— TEXTE FOURNI —
---*---
Jeppe Hein & Chloe Piene, questions de corps

Par Philippe Piguet · L'ŒIL

Le 20 décembre 2007 - 352 mots

Rien ne destinait vraiment le Danois Jeppe Hein, né à Copenhague en 1974, et l’Américaine Chloe Piene, née dans le Connecticut deux ans auparavant, à se retrouver dans une même exposition. C’est pourtant ce qu’a fait Françoise Cohen, la directrice du Carré d’Art de Nîmes, sous le prétexte qu’une « approche directe et en même temps distanciée du corps établit un pont » entre leurs œuvres. Mais, tandis que la démarche du premier affirme une filiation minimaliste, celle de la seconde est forte d’une dimension érotique façon Schiele, Bellmer et Artaud.
Néon, métal chromé, miroir, les œuvres et les installations de Jeppe Hein en appellent volontiers à l’intervention du public dans cette fascination qu’a l’artiste pour certains dispositifs que l’on peut voir dans les parcs d’attraction. À leur exemple, rien n’intéresse plus l’artiste que d’inviter le regardeur à réagir aux situations qu’il organise. À la différence de ses aînés de l’art minimal, Hein se saisit d’un cube ou d’une sphère non pour souligner leur présence littérale, mais pour les piéger dans des entreprises d’animation inattendues et décalées, voire perturbantes. Si son Spiral Labyrinth doit autant à Bruce Nauman qu’à Dan Graham, il présente un côté ludique que l’on ne trouve pas chez eux.
---*---
— DONNÉES RECUEILLIES —
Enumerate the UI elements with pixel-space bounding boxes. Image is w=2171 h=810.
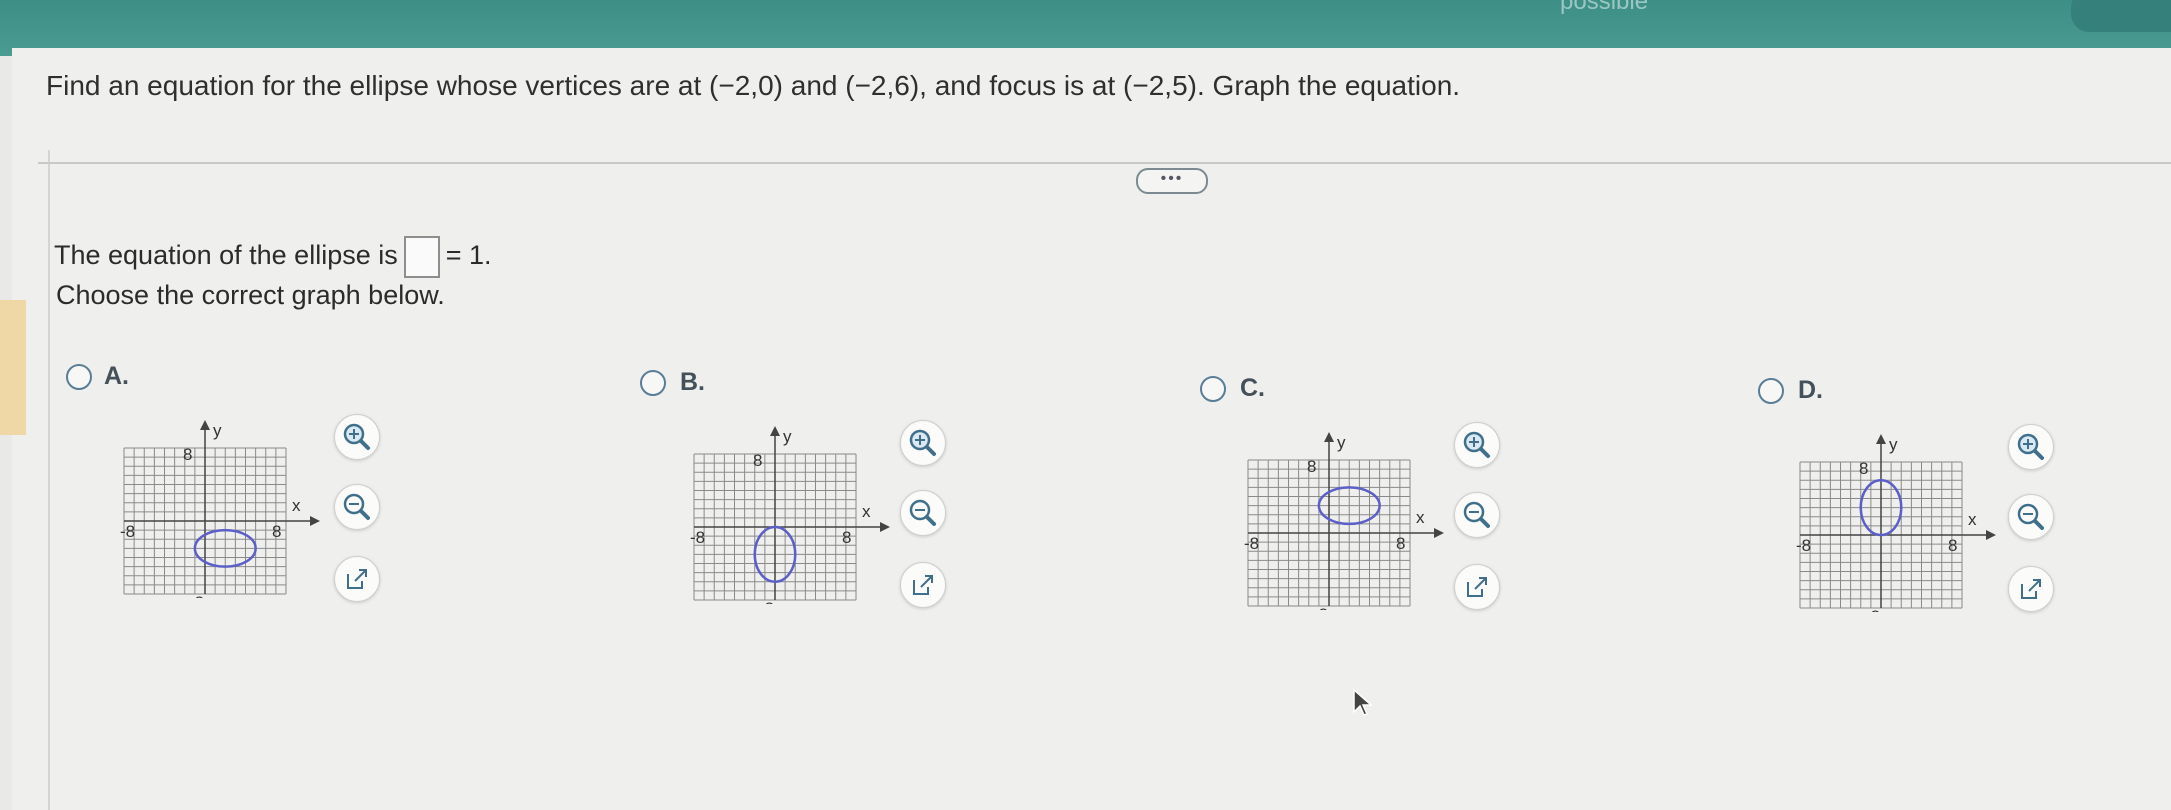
---*---
— EXERCICE COURT —
Répondez à ces questions sur l'article consacré à Jeppe Hein et Chloe Piene :
(a) Où et en quelle année Jeppe Hein est-il né ?
(b) Qui a réuni les deux artistes dans une même exposition, et quelle fonction occupe cette personne ?
(c) À quels deux artistes le Spiral Labyrinth de Hein doit-il autant ?

— CORRIGÉ —
(a) À Copenhague, en 1974.
(b) Françoise Cohen, directrice du Carré d'Art de Nîmes.
(c) À Bruce Nauman et à Dan Graham.